Using the information ->
A. In the key derivation text, how many bytes long is the extended public key (xpk)?
B. Reproduce the stretch of the key derivation text from "Child public key" through "change and keyindex.".
C. List every argument label passed to c.deriveKey in the code of the key derivation text.

--- Document segment Enclosed Below ---

You can also utilize deriveKey
to derive extended public keys by setting isPrivate: false
, thus allowing deriveChildNodePublic
to softly derive N
descendant public keys / addresses using a single extended key / root. A typical use case is for producing one-time addresses, either to calculate for yourself in an insecure environment, or to calculate someone else's one time addresses.
Important
We distinguish between our 32 byte public key (pk) and the 64 byte extended public key (xpk) where xpk is used to derive child nodes in deriveChildNodePublic
and deriveChildNodePrivate
. The xpk is a concatenation of the pk and the 32 byte chaincode which serves as a key for the HMAC functions.
xpk should be kept secret unless you want to allow someone else to derive descendant keys.
Child public key derivation is relevant at the unhardened levels, e.g. in BIP44 get it at the account level and then derive publicly for change and keyindex.
let bip44Path: [UInt32] = [c.harden(44), c.harden(283), c.harden(0), 0]
let walletRoot = c.deriveKey(
rootKey: c.fromSeed(data),
bip44Path: bip44Path,
isPrivate: false,
derivationType: BIP32DerivationType.Peikert
)
The output of deriveKey
is an xpk at the change-level (m / 44' / 283' / 0' / 0
) which can be shared. A counter party can then do the following
let derivedKey = try c.deriveChildNodePublic(extendedKey: walletRoot, index: UInt32(i), g: BIP32DerivationType.Peikert)
and derive the descendant child pk/address at the index specified.
This repo comes with both Swiftformat and SwiftLint.
SwiftLint comes with its own SwiftLintBuildToolPlugin
and is such run as part of any normal swift build
call.
SwiftFormat is run as part of the pre-commit hook, and can otherwise be called from the command line with swift package plugin --allow-writing-to-package-directory swiftformat .

--- End of Enclosed Document segment ---
--- Data extract Enclosed Below ---

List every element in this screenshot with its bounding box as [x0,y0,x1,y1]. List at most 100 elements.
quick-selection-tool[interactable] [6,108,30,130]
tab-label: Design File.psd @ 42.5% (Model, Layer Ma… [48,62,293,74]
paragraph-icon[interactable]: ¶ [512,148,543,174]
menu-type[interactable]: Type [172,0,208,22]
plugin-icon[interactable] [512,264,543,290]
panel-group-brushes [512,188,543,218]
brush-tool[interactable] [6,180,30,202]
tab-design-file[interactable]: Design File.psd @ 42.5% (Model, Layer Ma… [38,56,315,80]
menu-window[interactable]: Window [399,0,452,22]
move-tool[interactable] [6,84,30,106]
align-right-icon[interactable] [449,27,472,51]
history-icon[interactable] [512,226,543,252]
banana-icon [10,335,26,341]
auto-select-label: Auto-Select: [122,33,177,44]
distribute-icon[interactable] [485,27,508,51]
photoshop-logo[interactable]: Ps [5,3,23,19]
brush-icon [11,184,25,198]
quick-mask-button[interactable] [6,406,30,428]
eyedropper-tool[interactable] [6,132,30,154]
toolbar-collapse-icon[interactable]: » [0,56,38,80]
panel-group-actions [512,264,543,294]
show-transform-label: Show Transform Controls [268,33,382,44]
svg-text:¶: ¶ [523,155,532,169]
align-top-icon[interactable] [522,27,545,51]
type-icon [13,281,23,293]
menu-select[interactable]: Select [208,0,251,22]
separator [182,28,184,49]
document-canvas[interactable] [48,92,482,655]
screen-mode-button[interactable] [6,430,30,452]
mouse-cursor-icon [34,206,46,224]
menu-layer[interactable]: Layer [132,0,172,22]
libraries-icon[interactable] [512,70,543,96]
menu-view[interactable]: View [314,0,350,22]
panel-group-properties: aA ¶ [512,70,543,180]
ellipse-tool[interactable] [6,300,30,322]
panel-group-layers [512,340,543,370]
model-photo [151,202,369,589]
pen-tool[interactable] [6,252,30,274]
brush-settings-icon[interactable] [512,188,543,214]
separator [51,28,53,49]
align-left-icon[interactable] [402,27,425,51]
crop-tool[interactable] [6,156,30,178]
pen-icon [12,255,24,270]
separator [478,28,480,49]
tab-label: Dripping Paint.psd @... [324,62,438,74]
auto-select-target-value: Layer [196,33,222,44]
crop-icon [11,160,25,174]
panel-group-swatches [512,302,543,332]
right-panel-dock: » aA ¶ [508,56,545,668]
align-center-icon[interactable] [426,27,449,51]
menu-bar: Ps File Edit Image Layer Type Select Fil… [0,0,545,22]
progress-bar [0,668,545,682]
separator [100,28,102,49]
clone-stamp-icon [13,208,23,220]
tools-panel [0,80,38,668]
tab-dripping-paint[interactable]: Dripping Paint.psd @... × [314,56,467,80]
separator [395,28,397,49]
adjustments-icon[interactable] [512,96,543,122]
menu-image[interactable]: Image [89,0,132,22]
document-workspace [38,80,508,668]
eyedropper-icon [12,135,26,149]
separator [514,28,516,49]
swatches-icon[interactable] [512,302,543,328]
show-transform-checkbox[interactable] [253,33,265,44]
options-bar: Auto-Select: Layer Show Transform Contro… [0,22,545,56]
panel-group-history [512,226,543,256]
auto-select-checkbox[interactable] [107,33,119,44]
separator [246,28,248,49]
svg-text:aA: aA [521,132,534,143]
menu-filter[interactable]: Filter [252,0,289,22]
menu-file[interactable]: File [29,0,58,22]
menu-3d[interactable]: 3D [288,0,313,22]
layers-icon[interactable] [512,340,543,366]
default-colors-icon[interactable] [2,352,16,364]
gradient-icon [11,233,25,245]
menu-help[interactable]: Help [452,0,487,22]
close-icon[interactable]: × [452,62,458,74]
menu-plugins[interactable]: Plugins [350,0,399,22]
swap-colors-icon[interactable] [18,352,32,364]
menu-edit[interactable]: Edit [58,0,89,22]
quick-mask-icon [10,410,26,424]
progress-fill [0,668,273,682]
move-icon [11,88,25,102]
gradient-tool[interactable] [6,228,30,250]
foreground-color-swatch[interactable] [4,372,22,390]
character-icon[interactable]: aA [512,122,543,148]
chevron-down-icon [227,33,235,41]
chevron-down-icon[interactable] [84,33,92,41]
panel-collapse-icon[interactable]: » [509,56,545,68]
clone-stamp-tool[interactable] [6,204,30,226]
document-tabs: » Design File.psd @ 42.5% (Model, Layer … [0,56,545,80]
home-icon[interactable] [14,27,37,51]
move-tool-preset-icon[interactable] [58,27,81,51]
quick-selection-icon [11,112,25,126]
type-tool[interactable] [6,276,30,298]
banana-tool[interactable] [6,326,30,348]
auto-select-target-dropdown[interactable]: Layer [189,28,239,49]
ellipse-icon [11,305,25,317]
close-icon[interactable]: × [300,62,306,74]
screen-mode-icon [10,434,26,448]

--- End of Enclosed Data extract ---

Answers for this exercise ->
A. 64 bytes

B.
Child public key derivation is relevant at the unhardened levels, e.g. in BIP44 get it at the account level and then derive publicly for change and keyindex.

C. rootKey, bip44Path, isPrivate, derivationType